WORK TO BE COMPLETED: In the listing below, locate the lines bearing the word "milliers". Copy every one of them.
··· INPUT ROWS
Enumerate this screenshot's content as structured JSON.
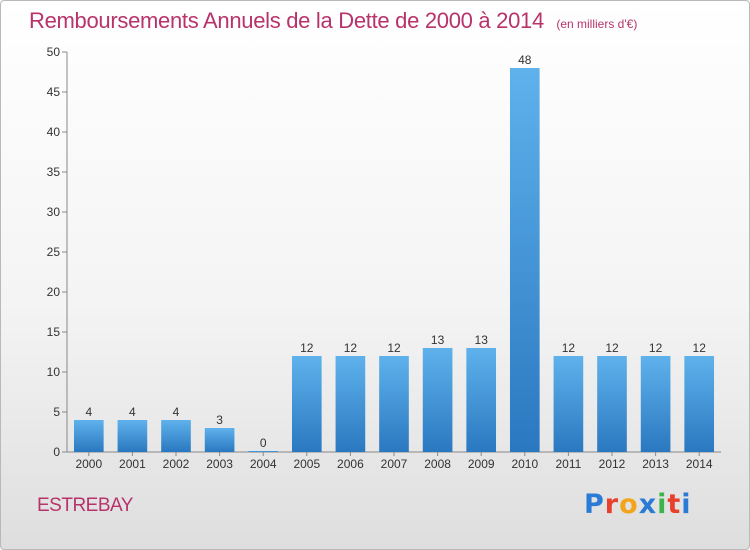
{
  "header": {
    "title": "Remboursements Annuels de la Dette de 2000 à 2014",
    "unit": "(en milliers d'€)"
  },
  "footer": {
    "commune": "ESTREBAY",
    "logo_text": "Proxiti",
    "logo_colors": [
      "#2a7bd6",
      "#e8402b",
      "#f2a51c",
      "#2a7bd6",
      "#3bb54a",
      "#e8402b",
      "#2a7bd6"
    ]
  },
  "colors": {
    "bar": "#3f99de",
    "bar_light": "#5fb2ec",
    "bar_dark": "#2a78c0",
    "title": "#b8336a"
  },
  "chart_data": {
    "type": "bar",
    "title": "Remboursements Annuels de la Dette de 2000 à 2014",
    "subtitle": "(en milliers d'€)",
    "categories": [
      "2000",
      "2001",
      "2002",
      "2003",
      "2004",
      "2005",
      "2006",
      "2007",
      "2008",
      "2009",
      "2010",
      "2011",
      "2012",
      "2013",
      "2014"
    ],
    "values": [
      4,
      4,
      4,
      3,
      0,
      12,
      12,
      12,
      13,
      13,
      48,
      12,
      12,
      12,
      12
    ],
    "ylim": [
      0,
      50
    ],
    "yticks": [
      0,
      5,
      10,
      15,
      20,
      25,
      30,
      35,
      40,
      45,
      50
    ],
    "grid": false,
    "legend": "none"
  }
}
······
EXERCISE RESULT:
    "unit": "(en milliers d'€)"
    "subtitle": "(en milliers d'€)",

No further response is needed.